═══ Input ═══
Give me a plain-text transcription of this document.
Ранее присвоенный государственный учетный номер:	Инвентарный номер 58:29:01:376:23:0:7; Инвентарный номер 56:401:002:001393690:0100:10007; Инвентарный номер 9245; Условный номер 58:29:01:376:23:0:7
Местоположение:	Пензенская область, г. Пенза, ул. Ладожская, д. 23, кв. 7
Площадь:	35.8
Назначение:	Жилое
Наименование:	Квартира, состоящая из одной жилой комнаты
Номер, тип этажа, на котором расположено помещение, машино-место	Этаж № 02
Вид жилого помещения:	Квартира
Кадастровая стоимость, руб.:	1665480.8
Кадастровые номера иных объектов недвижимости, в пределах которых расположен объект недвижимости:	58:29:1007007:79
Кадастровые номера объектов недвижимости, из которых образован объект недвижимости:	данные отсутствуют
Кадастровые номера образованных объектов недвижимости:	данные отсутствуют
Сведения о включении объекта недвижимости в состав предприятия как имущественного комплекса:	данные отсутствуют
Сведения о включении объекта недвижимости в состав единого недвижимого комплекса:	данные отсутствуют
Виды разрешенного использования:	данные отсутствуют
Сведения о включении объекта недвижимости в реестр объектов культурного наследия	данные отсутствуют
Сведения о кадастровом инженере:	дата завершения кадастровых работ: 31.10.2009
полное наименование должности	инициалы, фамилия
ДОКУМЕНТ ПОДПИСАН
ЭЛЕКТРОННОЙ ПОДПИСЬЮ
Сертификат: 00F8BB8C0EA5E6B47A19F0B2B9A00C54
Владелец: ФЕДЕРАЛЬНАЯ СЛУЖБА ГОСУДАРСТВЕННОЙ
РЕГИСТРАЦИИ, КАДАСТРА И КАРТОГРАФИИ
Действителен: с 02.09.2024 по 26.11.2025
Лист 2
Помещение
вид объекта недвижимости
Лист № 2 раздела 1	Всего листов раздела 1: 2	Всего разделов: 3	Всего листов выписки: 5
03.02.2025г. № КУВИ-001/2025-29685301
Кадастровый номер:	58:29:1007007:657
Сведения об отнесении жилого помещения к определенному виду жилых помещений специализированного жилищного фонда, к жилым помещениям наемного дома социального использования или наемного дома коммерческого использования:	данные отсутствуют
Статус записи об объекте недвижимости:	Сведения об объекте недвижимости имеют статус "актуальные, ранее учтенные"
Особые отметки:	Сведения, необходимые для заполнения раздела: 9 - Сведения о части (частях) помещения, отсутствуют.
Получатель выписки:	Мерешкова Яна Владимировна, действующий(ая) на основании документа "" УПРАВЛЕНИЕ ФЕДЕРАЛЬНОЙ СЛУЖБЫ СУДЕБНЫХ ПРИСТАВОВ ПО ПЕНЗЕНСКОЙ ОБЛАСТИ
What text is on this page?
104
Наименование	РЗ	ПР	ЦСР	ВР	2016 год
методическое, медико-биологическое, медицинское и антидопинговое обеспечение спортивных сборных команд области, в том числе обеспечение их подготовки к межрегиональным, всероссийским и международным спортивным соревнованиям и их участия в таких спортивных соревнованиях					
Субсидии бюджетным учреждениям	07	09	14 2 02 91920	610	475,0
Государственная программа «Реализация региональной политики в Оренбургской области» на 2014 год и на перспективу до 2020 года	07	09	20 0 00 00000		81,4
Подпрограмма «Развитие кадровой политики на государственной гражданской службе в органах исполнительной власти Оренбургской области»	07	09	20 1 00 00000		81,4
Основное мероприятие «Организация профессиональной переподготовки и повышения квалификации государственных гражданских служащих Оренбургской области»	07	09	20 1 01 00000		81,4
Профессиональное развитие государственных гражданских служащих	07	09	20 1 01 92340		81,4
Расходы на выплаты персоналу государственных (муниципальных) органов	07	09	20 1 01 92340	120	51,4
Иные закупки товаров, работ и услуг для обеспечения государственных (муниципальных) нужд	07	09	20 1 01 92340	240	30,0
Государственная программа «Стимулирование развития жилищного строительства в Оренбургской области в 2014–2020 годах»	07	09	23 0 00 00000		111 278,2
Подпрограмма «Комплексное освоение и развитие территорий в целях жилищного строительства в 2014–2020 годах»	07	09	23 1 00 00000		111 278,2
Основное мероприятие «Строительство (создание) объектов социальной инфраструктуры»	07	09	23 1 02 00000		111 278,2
═══
* _Exercise_:
Lines that include the word "объекта" are to be extracted from the data above.

* _Written response_:
Сведения о включении объекта недвижимости в состав предприятия как имущественного комплекса:	данные отсутствуют
Сведения о включении объекта недвижимости в состав единого недвижимого комплекса:	данные отсутствуют
Сведения о включении объекта недвижимости в реестр объектов культурного наследия	данные отсутствуют
вид объекта недвижимости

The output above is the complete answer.